[Records from a collection of figures]
────

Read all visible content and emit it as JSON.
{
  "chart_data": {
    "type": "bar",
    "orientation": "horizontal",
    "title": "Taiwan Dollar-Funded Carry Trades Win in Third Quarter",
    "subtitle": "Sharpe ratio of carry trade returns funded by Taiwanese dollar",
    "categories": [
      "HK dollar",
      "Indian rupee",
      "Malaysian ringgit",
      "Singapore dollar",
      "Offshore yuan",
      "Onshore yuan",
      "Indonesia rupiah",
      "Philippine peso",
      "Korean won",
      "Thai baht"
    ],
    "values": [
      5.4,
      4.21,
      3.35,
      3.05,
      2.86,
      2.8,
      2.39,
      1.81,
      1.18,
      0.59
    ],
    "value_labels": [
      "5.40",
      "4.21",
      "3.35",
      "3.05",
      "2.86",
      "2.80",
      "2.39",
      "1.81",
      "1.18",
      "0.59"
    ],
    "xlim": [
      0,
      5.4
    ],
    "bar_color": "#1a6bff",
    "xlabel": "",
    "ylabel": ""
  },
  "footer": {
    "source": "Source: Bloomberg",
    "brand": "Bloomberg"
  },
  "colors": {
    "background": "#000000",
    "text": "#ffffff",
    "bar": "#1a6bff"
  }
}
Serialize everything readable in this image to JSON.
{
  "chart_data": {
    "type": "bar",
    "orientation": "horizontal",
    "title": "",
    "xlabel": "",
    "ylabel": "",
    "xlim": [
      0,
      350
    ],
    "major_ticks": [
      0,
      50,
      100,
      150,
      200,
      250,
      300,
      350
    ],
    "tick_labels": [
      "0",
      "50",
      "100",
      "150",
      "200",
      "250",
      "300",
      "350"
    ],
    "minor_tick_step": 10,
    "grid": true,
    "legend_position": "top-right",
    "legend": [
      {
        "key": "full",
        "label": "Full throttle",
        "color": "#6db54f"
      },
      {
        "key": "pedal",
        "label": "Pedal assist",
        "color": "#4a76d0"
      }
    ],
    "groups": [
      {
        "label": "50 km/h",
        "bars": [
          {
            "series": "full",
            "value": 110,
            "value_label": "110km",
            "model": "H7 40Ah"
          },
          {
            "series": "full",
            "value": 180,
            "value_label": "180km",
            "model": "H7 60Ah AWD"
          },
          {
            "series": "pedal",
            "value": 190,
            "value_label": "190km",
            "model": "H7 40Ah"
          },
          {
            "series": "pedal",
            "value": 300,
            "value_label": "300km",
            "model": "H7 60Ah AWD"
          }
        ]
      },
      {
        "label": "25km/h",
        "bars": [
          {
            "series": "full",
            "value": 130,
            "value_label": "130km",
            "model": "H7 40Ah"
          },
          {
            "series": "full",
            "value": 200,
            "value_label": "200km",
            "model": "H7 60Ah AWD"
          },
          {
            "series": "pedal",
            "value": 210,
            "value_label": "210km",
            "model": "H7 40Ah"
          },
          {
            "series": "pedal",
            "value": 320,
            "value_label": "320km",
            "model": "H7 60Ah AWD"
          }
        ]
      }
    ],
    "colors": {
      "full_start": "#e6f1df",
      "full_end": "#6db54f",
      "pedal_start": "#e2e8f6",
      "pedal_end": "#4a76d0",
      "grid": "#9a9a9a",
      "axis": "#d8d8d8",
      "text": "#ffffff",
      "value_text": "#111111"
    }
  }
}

────

*TASK DESCRIPTION*: Quote all the records. Keep every word exact.

*OUTPUT OF THE TASK*:
Read all visible content and emit it as JSON.
{
  "chart_data": {
    "type": "bar",
    "orientation": "horizontal",
    "title": "Taiwan Dollar-Funded Carry Trades Win in Third Quarter",
    "subtitle": "Sharpe ratio of carry trade returns funded by Taiwanese dollar",
    "categories": [
      "HK dollar",
      "Indian rupee",
      "Malaysian ringgit",
      "Singapore dollar",
      "Offshore yuan",
      "Onshore yuan",
      "Indonesia rupiah",
      "Philippine peso",
      "Korean won",
      "Thai baht"
    ],
    "values": [
      5.4,
      4.21,
      3.35,
      3.05,
      2.86,
      2.8,
      2.39,
      1.81,
      1.18,
      0.59
    ],
    "value_labels": [
      "5.40",
      "4.21",
      "3.35",
      "3.05",
      "2.86",
      "2.80",
      "2.39",
      "1.81",
      "1.18",
      "0.59"
    ],
    "xlim": [
      0,
      5.4
    ],
    "bar_color": "#1a6bff",
    "xlabel": "",
    "ylabel": ""
  },
  "footer": {
    "source": "Source: Bloomberg",
    "brand": "Bloomberg"
  },
  "colors": {
    "background": "#000000",
    "text": "#ffffff",
    "bar": "#1a6bff"
  }
}
Serialize everything readable in this image to JSON.
{
  "chart_data": {
    "type": "bar",
    "orientation": "horizontal",
    "title": "",
    "xlabel": "",
    "ylabel": "",
    "xlim": [
      0,
      350
    ],
    "major_ticks": [
      0,
      50,
      100,
      150,
      200,
      250,
      300,
      350
    ],
    "tick_labels": [
      "0",
      "50",
      "100",
      "150",
      "200",
      "250",
      "300",
      "350"
    ],
    "minor_tick_step": 10,
    "grid": true,
    "legend_position": "top-right",
    "legend": [
      {
        "key": "full",
        "label": "Full throttle",
        "color": "#6db54f"
      },
      {
        "key": "pedal",
        "label": "Pedal assist",
        "color": "#4a76d0"
      }
    ],
    "groups": [
      {
        "label": "50 km/h",
        "bars": [
          {
            "series": "full",
            "value": 110,
            "value_label": "110km",
            "model": "H7 40Ah"
          },
          {
            "series": "full",
            "value": 180,
            "value_label": "180km",
            "model": "H7 60Ah AWD"
          },
          {
            "series": "pedal",
            "value": 190,
            "value_label": "190km",
            "model": "H7 40Ah"
          },
          {
            "series": "pedal",
            "value": 300,
            "value_label": "300km",
            "model": "H7 60Ah AWD"
          }
        ]
      },
      {
        "label": "25km/h",
        "bars": [
          {
            "series": "full",
            "value": 130,
            "value_label": "130km",
            "model": "H7 40Ah"
          },
          {
            "series": "full",
            "value": 200,
            "value_label": "200km",
            "model": "H7 60Ah AWD"
          },
          {
            "series": "pedal",
            "value": 210,
            "value_label": "210km",
            "model": "H7 40Ah"
          },
          {
            "series": "pedal",
            "value": 320,
            "value_label": "320km",
            "model": "H7 60Ah AWD"
          }
        ]
      }
    ],
    "colors": {
      "full_start": "#e6f1df",
      "full_end": "#6db54f",
      "pedal_start": "#e2e8f6",
      "pedal_end": "#4a76d0",
      "grid": "#9a9a9a",
      "axis": "#d8d8d8",
      "text": "#ffffff",
      "value_text": "#111111"
    }
  }
}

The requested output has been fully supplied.